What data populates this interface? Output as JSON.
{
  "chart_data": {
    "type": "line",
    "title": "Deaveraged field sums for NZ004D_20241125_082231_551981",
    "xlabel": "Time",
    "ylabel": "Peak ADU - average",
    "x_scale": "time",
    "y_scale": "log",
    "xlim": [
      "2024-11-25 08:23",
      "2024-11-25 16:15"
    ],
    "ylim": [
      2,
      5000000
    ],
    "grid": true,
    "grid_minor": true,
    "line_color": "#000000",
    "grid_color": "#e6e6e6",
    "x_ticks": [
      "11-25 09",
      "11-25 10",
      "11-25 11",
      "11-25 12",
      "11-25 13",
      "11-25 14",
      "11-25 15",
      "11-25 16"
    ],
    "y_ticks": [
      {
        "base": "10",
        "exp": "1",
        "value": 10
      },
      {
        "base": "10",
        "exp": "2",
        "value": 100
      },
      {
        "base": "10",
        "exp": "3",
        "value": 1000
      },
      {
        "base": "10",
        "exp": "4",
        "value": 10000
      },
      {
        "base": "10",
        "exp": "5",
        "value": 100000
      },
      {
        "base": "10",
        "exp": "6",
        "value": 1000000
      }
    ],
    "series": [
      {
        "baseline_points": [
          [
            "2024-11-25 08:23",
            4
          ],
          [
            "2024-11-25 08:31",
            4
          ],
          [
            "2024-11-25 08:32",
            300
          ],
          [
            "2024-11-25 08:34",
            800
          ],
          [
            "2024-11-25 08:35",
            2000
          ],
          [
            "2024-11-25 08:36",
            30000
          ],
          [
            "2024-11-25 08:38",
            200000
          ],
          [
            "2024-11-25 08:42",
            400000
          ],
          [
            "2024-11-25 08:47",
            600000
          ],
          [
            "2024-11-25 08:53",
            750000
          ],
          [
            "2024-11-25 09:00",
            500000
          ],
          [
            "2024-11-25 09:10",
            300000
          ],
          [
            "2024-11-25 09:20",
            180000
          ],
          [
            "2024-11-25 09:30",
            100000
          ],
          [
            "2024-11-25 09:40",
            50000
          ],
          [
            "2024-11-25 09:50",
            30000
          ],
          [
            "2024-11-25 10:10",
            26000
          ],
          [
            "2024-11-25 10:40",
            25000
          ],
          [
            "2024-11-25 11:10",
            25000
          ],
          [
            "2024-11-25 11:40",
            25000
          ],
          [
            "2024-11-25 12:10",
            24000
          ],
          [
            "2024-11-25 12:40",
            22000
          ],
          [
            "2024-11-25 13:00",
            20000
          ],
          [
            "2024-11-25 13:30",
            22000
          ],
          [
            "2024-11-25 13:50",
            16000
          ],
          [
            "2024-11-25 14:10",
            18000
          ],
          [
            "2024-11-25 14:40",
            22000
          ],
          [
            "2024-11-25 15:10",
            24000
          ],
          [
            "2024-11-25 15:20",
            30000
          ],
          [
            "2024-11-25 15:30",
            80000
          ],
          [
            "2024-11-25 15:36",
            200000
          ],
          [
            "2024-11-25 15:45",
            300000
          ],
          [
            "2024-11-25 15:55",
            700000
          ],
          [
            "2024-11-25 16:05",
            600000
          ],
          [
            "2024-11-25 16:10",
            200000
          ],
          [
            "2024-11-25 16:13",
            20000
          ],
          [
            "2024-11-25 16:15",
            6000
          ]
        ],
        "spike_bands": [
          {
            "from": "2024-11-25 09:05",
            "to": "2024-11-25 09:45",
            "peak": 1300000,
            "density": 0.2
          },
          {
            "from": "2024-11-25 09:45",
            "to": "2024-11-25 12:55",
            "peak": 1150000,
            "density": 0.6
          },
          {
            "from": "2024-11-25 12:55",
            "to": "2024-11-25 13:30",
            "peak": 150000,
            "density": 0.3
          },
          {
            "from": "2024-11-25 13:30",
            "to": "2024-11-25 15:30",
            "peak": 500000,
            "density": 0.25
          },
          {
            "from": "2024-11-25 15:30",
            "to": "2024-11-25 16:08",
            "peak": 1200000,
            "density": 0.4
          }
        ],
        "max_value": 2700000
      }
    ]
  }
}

--------------------

■ **SET EXERCISE**
Extract all of the data exactly as written.

■ **EXERCISE OUTPUT**
What data populates this interface? Output as JSON.
{
  "chart_data": {
    "type": "line",
    "title": "Deaveraged field sums for NZ004D_20241125_082231_551981",
    "xlabel": "Time",
    "ylabel": "Peak ADU - average",
    "x_scale": "time",
    "y_scale": "log",
    "xlim": [
      "2024-11-25 08:23",
      "2024-11-25 16:15"
    ],
    "ylim": [
      2,
      5000000
    ],
    "grid": true,
    "grid_minor": true,
    "line_color": "#000000",
    "grid_color": "#e6e6e6",
    "x_ticks": [
      "11-25 09",
      "11-25 10",
      "11-25 11",
      "11-25 12",
      "11-25 13",
      "11-25 14",
      "11-25 15",
      "11-25 16"
    ],
    "y_ticks": [
      {
        "base": "10",
        "exp": "1",
        "value": 10
      },
      {
        "base": "10",
        "exp": "2",
        "value": 100
      },
      {
        "base": "10",
        "exp": "3",
        "value": 1000
      },
      {
        "base": "10",
        "exp": "4",
        "value": 10000
      },
      {
        "base": "10",
        "exp": "5",
        "value": 100000
      },
      {
        "base": "10",
        "exp": "6",
        "value": 1000000
      }
    ],
    "series": [
      {
        "baseline_points": [
          [
            "2024-11-25 08:23",
            4
          ],
          [
            "2024-11-25 08:31",
            4
          ],
          [
            "2024-11-25 08:32",
            300
          ],
          [
            "2024-11-25 08:34",
            800
          ],
          [
            "2024-11-25 08:35",
            2000
          ],
          [
            "2024-11-25 08:36",
            30000
          ],
          [
            "2024-11-25 08:38",
            200000
          ],
          [
            "2024-11-25 08:42",
            400000
          ],
          [
            "2024-11-25 08:47",
            600000
          ],
          [
            "2024-11-25 08:53",
            750000
          ],
          [
            "2024-11-25 09:00",
            500000
          ],
          [
            "2024-11-25 09:10",
            300000
          ],
          [
            "2024-11-25 09:20",
            180000
          ],
          [
            "2024-11-25 09:30",
            100000
          ],
          [
            "2024-11-25 09:40",
            50000
          ],
          [
            "2024-11-25 09:50",
            30000
          ],
          [
            "2024-11-25 10:10",
            26000
          ],
          [
            "2024-11-25 10:40",
            25000
          ],
          [
            "2024-11-25 11:10",
            25000
          ],
          [
            "2024-11-25 11:40",
            25000
          ],
          [
            "2024-11-25 12:10",
            24000
          ],
          [
            "2024-11-25 12:40",
            22000
          ],
          [
            "2024-11-25 13:00",
            20000
          ],
          [
            "2024-11-25 13:30",
            22000
          ],
          [
            "2024-11-25 13:50",
            16000
          ],
          [
            "2024-11-25 14:10",
            18000
          ],
          [
            "2024-11-25 14:40",
            22000
          ],
          [
            "2024-11-25 15:10",
            24000
          ],
          [
            "2024-11-25 15:20",
            30000
          ],
          [
            "2024-11-25 15:30",
            80000
          ],
          [
            "2024-11-25 15:36",
            200000
          ],
          [
            "2024-11-25 15:45",
            300000
          ],
          [
            "2024-11-25 15:55",
            700000
          ],
          [
            "2024-11-25 16:05",
            600000
          ],
          [
            "2024-11-25 16:10",
            200000
          ],
          [
            "2024-11-25 16:13",
            20000
          ],
          [
            "2024-11-25 16:15",
            6000
          ]
        ],
        "spike_bands": [
          {
            "from": "2024-11-25 09:05",
            "to": "2024-11-25 09:45",
            "peak": 1300000,
            "density": 0.2
          },
          {
            "from": "2024-11-25 09:45",
            "to": "2024-11-25 12:55",
            "peak": 1150000,
            "density": 0.6
          },
          {
            "from": "2024-11-25 12:55",
            "to": "2024-11-25 13:30",
            "peak": 150000,
            "density": 0.3
          },
          {
            "from": "2024-11-25 13:30",
            "to": "2024-11-25 15:30",
            "peak": 500000,
            "density": 0.25
          },
          {
            "from": "2024-11-25 15:30",
            "to": "2024-11-25 16:08",
            "peak": 1200000,
            "density": 0.4
          }
        ],
        "max_value": 2700000
      }
    ]
  }
}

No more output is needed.